INSTRUCTION ->
Search the material for the word "placeholder" and copy each line that holds it.

RECORDS FOR THIS TASK ->
■ ■ ■ ■ ■ ■ ■
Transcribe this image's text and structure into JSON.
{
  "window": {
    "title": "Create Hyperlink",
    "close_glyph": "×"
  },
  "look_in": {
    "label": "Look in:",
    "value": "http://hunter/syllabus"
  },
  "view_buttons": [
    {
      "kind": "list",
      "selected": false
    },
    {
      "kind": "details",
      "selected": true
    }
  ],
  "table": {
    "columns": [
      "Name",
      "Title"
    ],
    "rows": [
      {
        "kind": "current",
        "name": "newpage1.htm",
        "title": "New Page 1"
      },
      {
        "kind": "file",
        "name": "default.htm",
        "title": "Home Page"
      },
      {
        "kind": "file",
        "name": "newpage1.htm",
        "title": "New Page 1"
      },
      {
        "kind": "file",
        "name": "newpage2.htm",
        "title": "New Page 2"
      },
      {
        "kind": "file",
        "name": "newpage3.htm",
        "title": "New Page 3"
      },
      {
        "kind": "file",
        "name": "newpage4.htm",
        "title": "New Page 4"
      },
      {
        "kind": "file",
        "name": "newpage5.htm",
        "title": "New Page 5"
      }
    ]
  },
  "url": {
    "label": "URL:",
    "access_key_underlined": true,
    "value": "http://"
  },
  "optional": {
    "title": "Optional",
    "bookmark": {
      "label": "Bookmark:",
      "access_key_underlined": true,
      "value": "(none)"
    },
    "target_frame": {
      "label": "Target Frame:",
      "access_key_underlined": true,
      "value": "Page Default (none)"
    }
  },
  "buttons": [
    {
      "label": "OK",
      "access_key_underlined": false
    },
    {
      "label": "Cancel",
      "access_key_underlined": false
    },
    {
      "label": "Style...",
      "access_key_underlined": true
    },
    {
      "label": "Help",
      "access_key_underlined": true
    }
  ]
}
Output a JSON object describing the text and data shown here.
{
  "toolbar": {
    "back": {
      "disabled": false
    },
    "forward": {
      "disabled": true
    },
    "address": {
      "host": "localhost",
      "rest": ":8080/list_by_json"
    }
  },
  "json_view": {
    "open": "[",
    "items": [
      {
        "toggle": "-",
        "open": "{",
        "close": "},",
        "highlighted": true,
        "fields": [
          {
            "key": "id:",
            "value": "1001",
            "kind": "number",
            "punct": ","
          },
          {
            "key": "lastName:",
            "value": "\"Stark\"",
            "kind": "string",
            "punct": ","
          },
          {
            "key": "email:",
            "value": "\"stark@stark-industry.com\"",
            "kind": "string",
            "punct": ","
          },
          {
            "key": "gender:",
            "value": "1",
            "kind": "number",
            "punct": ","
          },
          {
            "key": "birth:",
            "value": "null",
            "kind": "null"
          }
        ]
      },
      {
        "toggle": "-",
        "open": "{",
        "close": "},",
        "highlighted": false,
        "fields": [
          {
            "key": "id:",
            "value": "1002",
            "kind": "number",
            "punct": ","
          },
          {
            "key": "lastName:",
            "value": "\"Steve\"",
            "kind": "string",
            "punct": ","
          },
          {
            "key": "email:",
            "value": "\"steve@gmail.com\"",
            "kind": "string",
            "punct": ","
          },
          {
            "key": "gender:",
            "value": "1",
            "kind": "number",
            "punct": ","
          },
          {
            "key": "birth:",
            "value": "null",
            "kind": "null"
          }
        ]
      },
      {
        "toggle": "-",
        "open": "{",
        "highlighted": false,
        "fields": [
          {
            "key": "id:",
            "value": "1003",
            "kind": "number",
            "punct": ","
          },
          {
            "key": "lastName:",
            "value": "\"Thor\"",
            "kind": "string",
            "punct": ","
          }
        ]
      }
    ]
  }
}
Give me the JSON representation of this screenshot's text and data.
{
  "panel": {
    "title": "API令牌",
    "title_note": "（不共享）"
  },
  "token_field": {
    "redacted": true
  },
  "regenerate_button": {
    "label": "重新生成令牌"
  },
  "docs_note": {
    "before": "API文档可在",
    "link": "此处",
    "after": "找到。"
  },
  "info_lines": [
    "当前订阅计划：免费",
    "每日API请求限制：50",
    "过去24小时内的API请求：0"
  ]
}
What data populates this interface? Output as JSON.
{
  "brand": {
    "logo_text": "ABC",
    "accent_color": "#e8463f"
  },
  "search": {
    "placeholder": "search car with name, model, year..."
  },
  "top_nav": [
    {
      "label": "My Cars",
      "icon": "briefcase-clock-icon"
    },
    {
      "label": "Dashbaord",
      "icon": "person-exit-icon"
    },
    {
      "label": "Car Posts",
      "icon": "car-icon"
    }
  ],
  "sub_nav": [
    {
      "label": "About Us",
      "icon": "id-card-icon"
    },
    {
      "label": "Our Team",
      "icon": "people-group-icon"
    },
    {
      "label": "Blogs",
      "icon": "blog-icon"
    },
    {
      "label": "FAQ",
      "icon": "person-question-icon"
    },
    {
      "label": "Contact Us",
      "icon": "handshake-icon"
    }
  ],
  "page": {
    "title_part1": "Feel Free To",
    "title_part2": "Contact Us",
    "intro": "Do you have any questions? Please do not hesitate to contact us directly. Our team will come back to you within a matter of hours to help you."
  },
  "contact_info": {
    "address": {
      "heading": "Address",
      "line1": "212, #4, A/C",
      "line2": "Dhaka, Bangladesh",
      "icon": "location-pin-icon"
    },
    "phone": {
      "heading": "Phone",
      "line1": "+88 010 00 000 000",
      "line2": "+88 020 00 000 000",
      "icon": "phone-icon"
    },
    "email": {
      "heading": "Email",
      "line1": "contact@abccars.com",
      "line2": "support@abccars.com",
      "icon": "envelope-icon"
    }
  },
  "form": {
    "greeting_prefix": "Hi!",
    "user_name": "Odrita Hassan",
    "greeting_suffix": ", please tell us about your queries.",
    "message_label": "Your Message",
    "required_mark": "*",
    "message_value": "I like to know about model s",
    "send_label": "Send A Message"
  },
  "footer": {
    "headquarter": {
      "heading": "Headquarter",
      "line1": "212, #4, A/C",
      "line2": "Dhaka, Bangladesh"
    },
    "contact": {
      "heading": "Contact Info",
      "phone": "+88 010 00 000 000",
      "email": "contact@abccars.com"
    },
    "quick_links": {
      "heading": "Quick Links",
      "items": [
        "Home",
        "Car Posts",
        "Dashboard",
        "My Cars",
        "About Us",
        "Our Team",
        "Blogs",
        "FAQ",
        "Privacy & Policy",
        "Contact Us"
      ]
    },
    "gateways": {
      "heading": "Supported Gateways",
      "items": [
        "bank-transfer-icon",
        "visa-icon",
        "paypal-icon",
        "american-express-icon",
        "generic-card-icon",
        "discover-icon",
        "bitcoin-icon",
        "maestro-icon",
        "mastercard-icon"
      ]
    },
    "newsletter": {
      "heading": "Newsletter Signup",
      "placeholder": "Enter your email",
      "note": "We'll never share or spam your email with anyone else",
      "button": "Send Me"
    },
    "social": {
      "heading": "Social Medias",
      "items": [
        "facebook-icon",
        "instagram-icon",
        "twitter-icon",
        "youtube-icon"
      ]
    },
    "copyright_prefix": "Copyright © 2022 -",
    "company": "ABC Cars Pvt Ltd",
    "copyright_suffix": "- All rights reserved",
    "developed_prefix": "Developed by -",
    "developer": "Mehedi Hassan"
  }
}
■ ■ ■ ■ ■ ■ ■
OUTPUT FOR THIS EXERCISE ->
    "placeholder": "search car with name, model, year..."
      "placeholder": "Enter your email",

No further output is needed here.